All of the data should be output character for character, except the pictures.

[Recorded data]
--- Begin ---

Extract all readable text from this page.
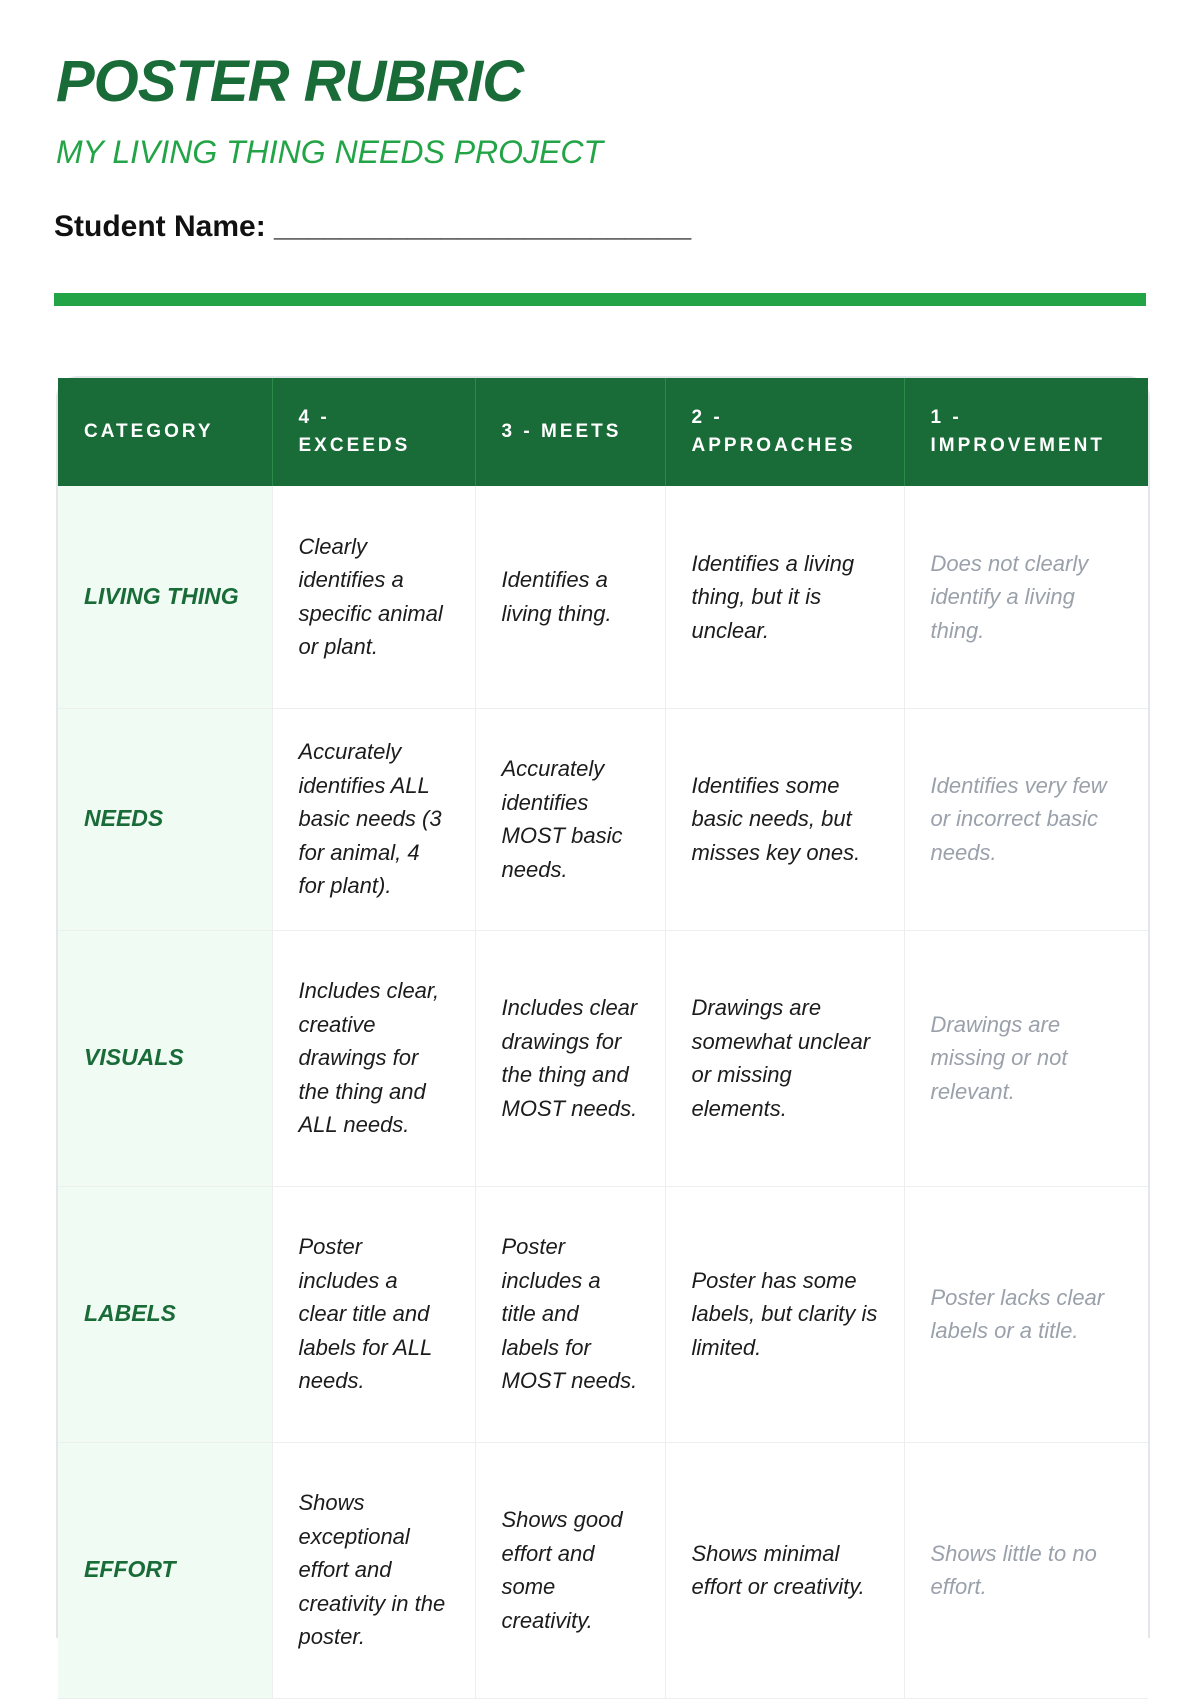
POSTER RUBRIC
MY LIVING THING NEEDS PROJECT
Student Name: _________________________
CATEGORY	4 - EXCEEDS	3 - MEETS	2 - APPROACHES	1 - IMPROVEMENT
LIVING THING	Clearly identifies a specific animal or plant.	Identifies a living thing.	Identifies a living thing, but it is unclear.	Does not clearly identify a living thing.
NEEDS	Accurately identifies ALL basic needs (3 for animal, 4 for plant).	Accurately identifies MOST basic needs.	Identifies some basic needs, but misses key ones.	Identifies very few or incorrect basic needs.
VISUALS	Includes clear, creative drawings for the thing and ALL needs.	Includes clear drawings for the thing and MOST needs.	Drawings are somewhat unclear or missing elements.	Drawings are missing or not relevant.
LABELS	Poster includes a clear title and labels for ALL needs.	Poster includes a title and labels for MOST needs.	Poster has some labels, but clarity is limited.	Poster lacks clear labels or a title.
EFFORT	Shows exceptional effort and creativity in the poster.	Shows good effort and some creativity.	Shows minimal effort or creativity.	Shows little to no effort.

--- End ---

■ **CORRECT RESPONSE**:
Extract all readable text from this page.
POSTER RUBRIC
MY LIVING THING NEEDS PROJECT
Student Name: _________________________
CATEGORY	4 - EXCEEDS	3 - MEETS	2 - APPROACHES	1 - IMPROVEMENT
LIVING THING	Clearly identifies a specific animal or plant.	Identifies a living thing.	Identifies a living thing, but it is unclear.	Does not clearly identify a living thing.
NEEDS	Accurately identifies ALL basic needs (3 for animal, 4 for plant).	Accurately identifies MOST basic needs.	Identifies some basic needs, but misses key ones.	Identifies very few or incorrect basic needs.
VISUALS	Includes clear, creative drawings for the thing and ALL needs.	Includes clear drawings for the thing and MOST needs.	Drawings are somewhat unclear or missing elements.	Drawings are missing or not relevant.
LABELS	Poster includes a clear title and labels for ALL needs.	Poster includes a title and labels for MOST needs.	Poster has some labels, but clarity is limited.	Poster lacks clear labels or a title.
EFFORT	Shows exceptional effort and creativity in the poster.	Shows good effort and some creativity.	Shows minimal effort or creativity.	Shows little to no effort.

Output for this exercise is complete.